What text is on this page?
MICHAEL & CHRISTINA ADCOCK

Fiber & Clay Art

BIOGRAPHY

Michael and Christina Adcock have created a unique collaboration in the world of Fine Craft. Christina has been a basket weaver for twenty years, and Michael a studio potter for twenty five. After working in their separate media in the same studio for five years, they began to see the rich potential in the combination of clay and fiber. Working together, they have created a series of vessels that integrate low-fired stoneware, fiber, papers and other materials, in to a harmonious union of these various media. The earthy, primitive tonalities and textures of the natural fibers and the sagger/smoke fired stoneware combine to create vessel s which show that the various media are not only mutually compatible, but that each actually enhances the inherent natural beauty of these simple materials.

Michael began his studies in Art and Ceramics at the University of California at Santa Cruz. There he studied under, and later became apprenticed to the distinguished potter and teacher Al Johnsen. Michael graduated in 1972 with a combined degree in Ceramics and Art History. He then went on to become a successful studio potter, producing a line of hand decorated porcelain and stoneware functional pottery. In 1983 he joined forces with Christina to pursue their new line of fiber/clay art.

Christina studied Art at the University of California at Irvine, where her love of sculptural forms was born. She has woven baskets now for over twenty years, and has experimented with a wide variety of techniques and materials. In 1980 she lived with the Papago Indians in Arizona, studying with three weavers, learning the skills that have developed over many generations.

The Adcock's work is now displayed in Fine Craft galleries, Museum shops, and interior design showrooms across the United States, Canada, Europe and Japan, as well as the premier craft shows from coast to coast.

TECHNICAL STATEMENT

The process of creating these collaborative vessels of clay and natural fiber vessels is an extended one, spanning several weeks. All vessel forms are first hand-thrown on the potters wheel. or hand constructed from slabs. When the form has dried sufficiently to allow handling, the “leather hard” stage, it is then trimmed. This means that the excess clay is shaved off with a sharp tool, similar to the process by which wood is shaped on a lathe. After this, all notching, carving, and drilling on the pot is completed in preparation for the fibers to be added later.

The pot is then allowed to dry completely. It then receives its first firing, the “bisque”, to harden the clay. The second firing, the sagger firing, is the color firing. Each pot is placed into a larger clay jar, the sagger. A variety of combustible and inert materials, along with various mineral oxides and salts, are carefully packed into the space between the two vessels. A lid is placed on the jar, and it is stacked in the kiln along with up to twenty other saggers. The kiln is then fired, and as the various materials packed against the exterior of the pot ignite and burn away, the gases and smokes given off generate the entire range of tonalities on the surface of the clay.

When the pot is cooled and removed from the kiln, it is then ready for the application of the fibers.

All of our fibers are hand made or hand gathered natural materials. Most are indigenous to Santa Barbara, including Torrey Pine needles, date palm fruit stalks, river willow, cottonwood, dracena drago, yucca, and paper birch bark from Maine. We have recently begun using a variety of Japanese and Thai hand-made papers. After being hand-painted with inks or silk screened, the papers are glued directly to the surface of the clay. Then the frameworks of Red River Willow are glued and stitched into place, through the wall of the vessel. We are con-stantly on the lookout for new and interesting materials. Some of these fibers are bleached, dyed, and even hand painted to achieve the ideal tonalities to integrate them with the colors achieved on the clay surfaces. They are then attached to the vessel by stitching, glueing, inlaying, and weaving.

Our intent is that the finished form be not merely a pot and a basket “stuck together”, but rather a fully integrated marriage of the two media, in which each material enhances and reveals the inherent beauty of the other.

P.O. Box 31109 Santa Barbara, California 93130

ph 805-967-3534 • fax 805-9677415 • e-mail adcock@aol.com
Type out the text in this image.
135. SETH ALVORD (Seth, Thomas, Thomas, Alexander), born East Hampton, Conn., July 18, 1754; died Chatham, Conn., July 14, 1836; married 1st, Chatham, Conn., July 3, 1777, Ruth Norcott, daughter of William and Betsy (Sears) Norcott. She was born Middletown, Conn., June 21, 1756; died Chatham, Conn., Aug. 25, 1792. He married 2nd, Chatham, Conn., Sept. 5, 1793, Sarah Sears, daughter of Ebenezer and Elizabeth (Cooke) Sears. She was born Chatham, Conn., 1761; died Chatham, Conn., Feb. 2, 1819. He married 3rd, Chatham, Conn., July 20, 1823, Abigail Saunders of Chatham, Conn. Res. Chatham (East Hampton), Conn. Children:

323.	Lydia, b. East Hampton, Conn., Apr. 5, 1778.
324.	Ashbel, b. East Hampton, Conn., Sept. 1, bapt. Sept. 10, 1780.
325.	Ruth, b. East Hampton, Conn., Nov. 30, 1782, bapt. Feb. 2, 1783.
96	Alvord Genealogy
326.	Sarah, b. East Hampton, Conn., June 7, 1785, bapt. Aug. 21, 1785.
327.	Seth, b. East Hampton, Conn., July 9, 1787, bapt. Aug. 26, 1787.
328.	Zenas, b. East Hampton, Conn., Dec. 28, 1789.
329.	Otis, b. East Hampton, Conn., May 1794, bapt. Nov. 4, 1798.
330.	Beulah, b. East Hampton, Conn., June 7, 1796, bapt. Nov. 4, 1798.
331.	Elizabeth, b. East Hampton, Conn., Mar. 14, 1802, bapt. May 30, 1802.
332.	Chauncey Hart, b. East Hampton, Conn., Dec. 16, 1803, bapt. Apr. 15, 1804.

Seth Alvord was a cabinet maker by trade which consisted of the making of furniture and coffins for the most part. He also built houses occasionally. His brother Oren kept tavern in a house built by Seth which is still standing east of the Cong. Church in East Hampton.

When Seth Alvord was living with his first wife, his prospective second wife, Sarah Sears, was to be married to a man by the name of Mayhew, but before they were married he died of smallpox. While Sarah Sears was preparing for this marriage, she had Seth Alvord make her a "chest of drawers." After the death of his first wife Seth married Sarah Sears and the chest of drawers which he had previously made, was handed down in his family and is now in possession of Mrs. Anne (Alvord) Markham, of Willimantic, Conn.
****************
WHAT THIS TASK INVOLVES: Copy out each line exactly.

TASK OUTPUT:
What text is on this page?
MICHAEL & CHRISTINA ADCOCK

Fiber & Clay Art

BIOGRAPHY

Michael and Christina Adcock have created a unique collaboration in the world of Fine Craft. Christina has been a basket weaver for twenty years, and Michael a studio potter for twenty five. After working in their separate media in the same studio for five years, they began to see the rich potential in the combination of clay and fiber. Working together, they have created a series of vessels that integrate low-fired stoneware, fiber, papers and other materials, in to a harmonious union of these various media. The earthy, primitive tonalities and textures of the natural fibers and the sagger/smoke fired stoneware combine to create vessel s which show that the various media are not only mutually compatible, but that each actually enhances the inherent natural beauty of these simple materials.

Michael began his studies in Art and Ceramics at the University of California at Santa Cruz. There he studied under, and later became apprenticed to the distinguished potter and teacher Al Johnsen. Michael graduated in 1972 with a combined degree in Ceramics and Art History. He then went on to become a successful studio potter, producing a line of hand decorated porcelain and stoneware functional pottery. In 1983 he joined forces with Christina to pursue their new line of fiber/clay art.

Christina studied Art at the University of California at Irvine, where her love of sculptural forms was born. She has woven baskets now for over twenty years, and has experimented with a wide variety of techniques and materials. In 1980 she lived with the Papago Indians in Arizona, studying with three weavers, learning the skills that have developed over many generations.

The Adcock's work is now displayed in Fine Craft galleries, Museum shops, and interior design showrooms across the United States, Canada, Europe and Japan, as well as the premier craft shows from coast to coast.

TECHNICAL STATEMENT

The process of creating these collaborative vessels of clay and natural fiber vessels is an extended one, spanning several weeks. All vessel forms are first hand-thrown on the potters wheel. or hand constructed from slabs. When the form has dried sufficiently to allow handling, the “leather hard” stage, it is then trimmed. This means that the excess clay is shaved off with a sharp tool, similar to the process by which wood is shaped on a lathe. After this, all notching, carving, and drilling on the pot is completed in preparation for the fibers to be added later.

The pot is then allowed to dry completely. It then receives its first firing, the “bisque”, to harden the clay. The second firing, the sagger firing, is the color firing. Each pot is placed into a larger clay jar, the sagger. A variety of combustible and inert materials, along with various mineral oxides and salts, are carefully packed into the space between the two vessels. A lid is placed on the jar, and it is stacked in the kiln along with up to twenty other saggers. The kiln is then fired, and as the various materials packed against the exterior of the pot ignite and burn away, the gases and smokes given off generate the entire range of tonalities on the surface of the clay.

When the pot is cooled and removed from the kiln, it is then ready for the application of the fibers.

All of our fibers are hand made or hand gathered natural materials. Most are indigenous to Santa Barbara, including Torrey Pine needles, date palm fruit stalks, river willow, cottonwood, dracena drago, yucca, and paper birch bark from Maine. We have recently begun using a variety of Japanese and Thai hand-made papers. After being hand-painted with inks or silk screened, the papers are glued directly to the surface of the clay. Then the frameworks of Red River Willow are glued and stitched into place, through the wall of the vessel. We are con-stantly on the lookout for new and interesting materials. Some of these fibers are bleached, dyed, and even hand painted to achieve the ideal tonalities to integrate them with the colors achieved on the clay surfaces. They are then attached to the vessel by stitching, glueing, inlaying, and weaving.

Our intent is that the finished form be not merely a pot and a basket “stuck together”, but rather a fully integrated marriage of the two media, in which each material enhances and reveals the inherent beauty of the other.

P.O. Box 31109 Santa Barbara, California 93130

ph 805-967-3534 • fax 805-9677415 • e-mail adcock@aol.com
Type out the text in this image.
135. SETH ALVORD (Seth, Thomas, Thomas, Alexander), born East Hampton, Conn., July 18, 1754; died Chatham, Conn., July 14, 1836; married 1st, Chatham, Conn., July 3, 1777, Ruth Norcott, daughter of William and Betsy (Sears) Norcott. She was born Middletown, Conn., June 21, 1756; died Chatham, Conn., Aug. 25, 1792. He married 2nd, Chatham, Conn., Sept. 5, 1793, Sarah Sears, daughter of Ebenezer and Elizabeth (Cooke) Sears. She was born Chatham, Conn., 1761; died Chatham, Conn., Feb. 2, 1819. He married 3rd, Chatham, Conn., July 20, 1823, Abigail Saunders of Chatham, Conn. Res. Chatham (East Hampton), Conn. Children:

323.	Lydia, b. East Hampton, Conn., Apr. 5, 1778.
324.	Ashbel, b. East Hampton, Conn., Sept. 1, bapt. Sept. 10, 1780.
325.	Ruth, b. East Hampton, Conn., Nov. 30, 1782, bapt. Feb. 2, 1783.
96	Alvord Genealogy
326.	Sarah, b. East Hampton, Conn., June 7, 1785, bapt. Aug. 21, 1785.
327.	Seth, b. East Hampton, Conn., July 9, 1787, bapt. Aug. 26, 1787.
328.	Zenas, b. East Hampton, Conn., Dec. 28, 1789.
329.	Otis, b. East Hampton, Conn., May 1794, bapt. Nov. 4, 1798.
330.	Beulah, b. East Hampton, Conn., June 7, 1796, bapt. Nov. 4, 1798.
331.	Elizabeth, b. East Hampton, Conn., Mar. 14, 1802, bapt. May 30, 1802.
332.	Chauncey Hart, b. East Hampton, Conn., Dec. 16, 1803, bapt. Apr. 15, 1804.

Seth Alvord was a cabinet maker by trade which consisted of the making of furniture and coffins for the most part. He also built houses occasionally. His brother Oren kept tavern in a house built by Seth which is still standing east of the Cong. Church in East Hampton.

When Seth Alvord was living with his first wife, his prospective second wife, Sarah Sears, was to be married to a man by the name of Mayhew, but before they were married he died of smallpox. While Sarah Sears was preparing for this marriage, she had Seth Alvord make her a "chest of drawers." After the death of his first wife Seth married Sarah Sears and the chest of drawers which he had previously made, was handed down in his family and is now in possession of Mrs. Anne (Alvord) Markham, of Willimantic, Conn.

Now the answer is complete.